Given problem >>
Transcribe the material in full, exactly as written.

Material supplied >>

------------------------

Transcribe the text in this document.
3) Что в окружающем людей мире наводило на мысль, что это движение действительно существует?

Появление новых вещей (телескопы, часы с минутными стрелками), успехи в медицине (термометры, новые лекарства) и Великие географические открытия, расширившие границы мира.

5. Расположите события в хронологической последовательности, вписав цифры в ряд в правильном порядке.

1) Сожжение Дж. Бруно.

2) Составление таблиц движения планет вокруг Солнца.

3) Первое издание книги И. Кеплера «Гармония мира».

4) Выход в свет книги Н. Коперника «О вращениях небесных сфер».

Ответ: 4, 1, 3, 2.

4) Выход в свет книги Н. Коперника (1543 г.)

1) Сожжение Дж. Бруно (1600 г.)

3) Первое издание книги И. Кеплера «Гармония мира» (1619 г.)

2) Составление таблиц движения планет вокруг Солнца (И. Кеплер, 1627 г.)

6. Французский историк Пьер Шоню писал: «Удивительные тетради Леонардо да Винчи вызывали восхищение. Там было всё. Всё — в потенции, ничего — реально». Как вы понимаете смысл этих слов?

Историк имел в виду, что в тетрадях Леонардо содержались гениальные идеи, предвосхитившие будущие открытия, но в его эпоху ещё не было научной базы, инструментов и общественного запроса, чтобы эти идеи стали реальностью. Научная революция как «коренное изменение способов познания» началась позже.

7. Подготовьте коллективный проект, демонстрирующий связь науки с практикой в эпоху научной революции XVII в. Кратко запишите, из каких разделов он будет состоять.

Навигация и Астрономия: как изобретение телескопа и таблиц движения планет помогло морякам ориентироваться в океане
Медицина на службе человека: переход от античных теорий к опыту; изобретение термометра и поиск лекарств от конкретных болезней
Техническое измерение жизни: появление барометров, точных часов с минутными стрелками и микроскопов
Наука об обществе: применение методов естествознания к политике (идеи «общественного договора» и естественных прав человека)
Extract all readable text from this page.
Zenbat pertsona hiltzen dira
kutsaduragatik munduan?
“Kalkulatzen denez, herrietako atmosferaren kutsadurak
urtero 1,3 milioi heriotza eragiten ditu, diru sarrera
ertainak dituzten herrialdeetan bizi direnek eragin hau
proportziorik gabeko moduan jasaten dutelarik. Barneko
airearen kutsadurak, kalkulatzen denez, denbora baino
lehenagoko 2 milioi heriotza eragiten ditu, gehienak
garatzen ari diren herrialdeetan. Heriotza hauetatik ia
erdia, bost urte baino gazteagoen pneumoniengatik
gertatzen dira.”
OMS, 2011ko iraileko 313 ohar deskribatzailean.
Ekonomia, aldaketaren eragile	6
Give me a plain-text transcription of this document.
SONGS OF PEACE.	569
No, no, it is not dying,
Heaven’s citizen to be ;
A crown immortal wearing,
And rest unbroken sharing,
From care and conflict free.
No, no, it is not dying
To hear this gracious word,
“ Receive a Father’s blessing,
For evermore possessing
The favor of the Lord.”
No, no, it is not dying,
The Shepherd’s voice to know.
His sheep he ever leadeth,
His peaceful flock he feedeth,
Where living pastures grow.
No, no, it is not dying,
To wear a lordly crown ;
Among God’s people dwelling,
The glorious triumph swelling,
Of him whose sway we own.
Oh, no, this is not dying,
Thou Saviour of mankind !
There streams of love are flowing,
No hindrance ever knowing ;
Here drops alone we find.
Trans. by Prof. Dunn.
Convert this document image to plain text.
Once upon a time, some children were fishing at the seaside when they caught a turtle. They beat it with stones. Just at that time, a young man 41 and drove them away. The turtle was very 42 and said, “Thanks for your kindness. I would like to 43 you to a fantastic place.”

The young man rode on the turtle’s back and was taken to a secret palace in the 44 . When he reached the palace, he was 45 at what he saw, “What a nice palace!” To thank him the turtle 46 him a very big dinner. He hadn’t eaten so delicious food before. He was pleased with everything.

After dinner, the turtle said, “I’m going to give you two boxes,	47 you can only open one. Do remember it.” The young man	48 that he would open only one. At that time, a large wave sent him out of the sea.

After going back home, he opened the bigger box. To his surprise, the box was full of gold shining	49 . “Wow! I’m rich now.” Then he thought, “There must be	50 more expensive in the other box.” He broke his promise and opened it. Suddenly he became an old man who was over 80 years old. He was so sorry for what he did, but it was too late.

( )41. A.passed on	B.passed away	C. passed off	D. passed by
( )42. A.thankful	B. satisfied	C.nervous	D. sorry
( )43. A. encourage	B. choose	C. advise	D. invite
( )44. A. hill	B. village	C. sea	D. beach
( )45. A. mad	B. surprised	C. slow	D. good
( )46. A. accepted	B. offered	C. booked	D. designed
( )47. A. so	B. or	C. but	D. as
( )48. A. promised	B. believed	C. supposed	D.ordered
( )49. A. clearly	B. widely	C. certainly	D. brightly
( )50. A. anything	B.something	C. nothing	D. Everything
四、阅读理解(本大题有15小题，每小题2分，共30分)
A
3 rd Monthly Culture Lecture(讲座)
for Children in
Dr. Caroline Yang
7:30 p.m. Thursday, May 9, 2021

------------------------

The reply >>
Transcribe the text in this document.
3) Что в окружающем людей мире наводило на мысль, что это движение действительно существует?

Появление новых вещей (телескопы, часы с минутными стрелками), успехи в медицине (термометры, новые лекарства) и Великие географические открытия, расширившие границы мира.

5. Расположите события в хронологической последовательности, вписав цифры в ряд в правильном порядке.

1) Сожжение Дж. Бруно.

2) Составление таблиц движения планет вокруг Солнца.

3) Первое издание книги И. Кеплера «Гармония мира».

4) Выход в свет книги Н. Коперника «О вращениях небесных сфер».

Ответ: 4, 1, 3, 2.

4) Выход в свет книги Н. Коперника (1543 г.)

1) Сожжение Дж. Бруно (1600 г.)

3) Первое издание книги И. Кеплера «Гармония мира» (1619 г.)

2) Составление таблиц движения планет вокруг Солнца (И. Кеплер, 1627 г.)

6. Французский историк Пьер Шоню писал: «Удивительные тетради Леонардо да Винчи вызывали восхищение. Там было всё. Всё — в потенции, ничего — реально». Как вы понимаете смысл этих слов?

Историк имел в виду, что в тетрадях Леонардо содержались гениальные идеи, предвосхитившие будущие открытия, но в его эпоху ещё не было научной базы, инструментов и общественного запроса, чтобы эти идеи стали реальностью. Научная революция как «коренное изменение способов познания» началась позже.

7. Подготовьте коллективный проект, демонстрирующий связь науки с практикой в эпоху научной революции XVII в. Кратко запишите, из каких разделов он будет состоять.

Навигация и Астрономия: как изобретение телескопа и таблиц движения планет помогло морякам ориентироваться в океане
Медицина на службе человека: переход от античных теорий к опыту; изобретение термометра и поиск лекарств от конкретных болезней
Техническое измерение жизни: появление барометров, точных часов с минутными стрелками и микроскопов
Наука об обществе: применение методов естествознания к политике (идеи «общественного договора» и естественных прав человека)
Extract all readable text from this page.
Zenbat pertsona hiltzen dira
kutsaduragatik munduan?
“Kalkulatzen denez, herrietako atmosferaren kutsadurak
urtero 1,3 milioi heriotza eragiten ditu, diru sarrera
ertainak dituzten herrialdeetan bizi direnek eragin hau
proportziorik gabeko moduan jasaten dutelarik. Barneko
airearen kutsadurak, kalkulatzen denez, denbora baino
lehenagoko 2 milioi heriotza eragiten ditu, gehienak
garatzen ari diren herrialdeetan. Heriotza hauetatik ia
erdia, bost urte baino gazteagoen pneumoniengatik
gertatzen dira.”
OMS, 2011ko iraileko 313 ohar deskribatzailean.
Ekonomia, aldaketaren eragile	6
Give me a plain-text transcription of this document.
SONGS OF PEACE.	569
No, no, it is not dying,
Heaven’s citizen to be ;
A crown immortal wearing,
And rest unbroken sharing,
From care and conflict free.
No, no, it is not dying
To hear this gracious word,
“ Receive a Father’s blessing,
For evermore possessing
The favor of the Lord.”
No, no, it is not dying,
The Shepherd’s voice to know.
His sheep he ever leadeth,
His peaceful flock he feedeth,
Where living pastures grow.
No, no, it is not dying,
To wear a lordly crown ;
Among God’s people dwelling,
The glorious triumph swelling,
Of him whose sway we own.
Oh, no, this is not dying,
Thou Saviour of mankind !
There streams of love are flowing,
No hindrance ever knowing ;
Here drops alone we find.
Trans. by Prof. Dunn.
Convert this document image to plain text.
Once upon a time, some children were fishing at the seaside when they caught a turtle. They beat it with stones. Just at that time, a young man 41 and drove them away. The turtle was very 42 and said, “Thanks for your kindness. I would like to 43 you to a fantastic place.”

The young man rode on the turtle’s back and was taken to a secret palace in the 44 . When he reached the palace, he was 45 at what he saw, “What a nice palace!” To thank him the turtle 46 him a very big dinner. He hadn’t eaten so delicious food before. He was pleased with everything.

After dinner, the turtle said, “I’m going to give you two boxes,	47 you can only open one. Do remember it.” The young man	48 that he would open only one. At that time, a large wave sent him out of the sea.

After going back home, he opened the bigger box. To his surprise, the box was full of gold shining	49 . “Wow! I’m rich now.” Then he thought, “There must be	50 more expensive in the other box.” He broke his promise and opened it. Suddenly he became an old man who was over 80 years old. He was so sorry for what he did, but it was too late.

( )41. A.passed on	B.passed away	C. passed off	D. passed by
( )42. A.thankful	B. satisfied	C.nervous	D. sorry
( )43. A. encourage	B. choose	C. advise	D. invite
( )44. A. hill	B. village	C. sea	D. beach
( )45. A. mad	B. surprised	C. slow	D. good
( )46. A. accepted	B. offered	C. booked	D. designed
( )47. A. so	B. or	C. but	D. as
( )48. A. promised	B. believed	C. supposed	D.ordered
( )49. A. clearly	B. widely	C. certainly	D. brightly
( )50. A. anything	B.something	C. nothing	D. Everything
四、阅读理解(本大题有15小题，每小题2分，共30分)
A
3 rd Monthly Culture Lecture(讲座)
for Children in
Dr. Caroline Yang
7:30 p.m. Thursday, May 9, 2021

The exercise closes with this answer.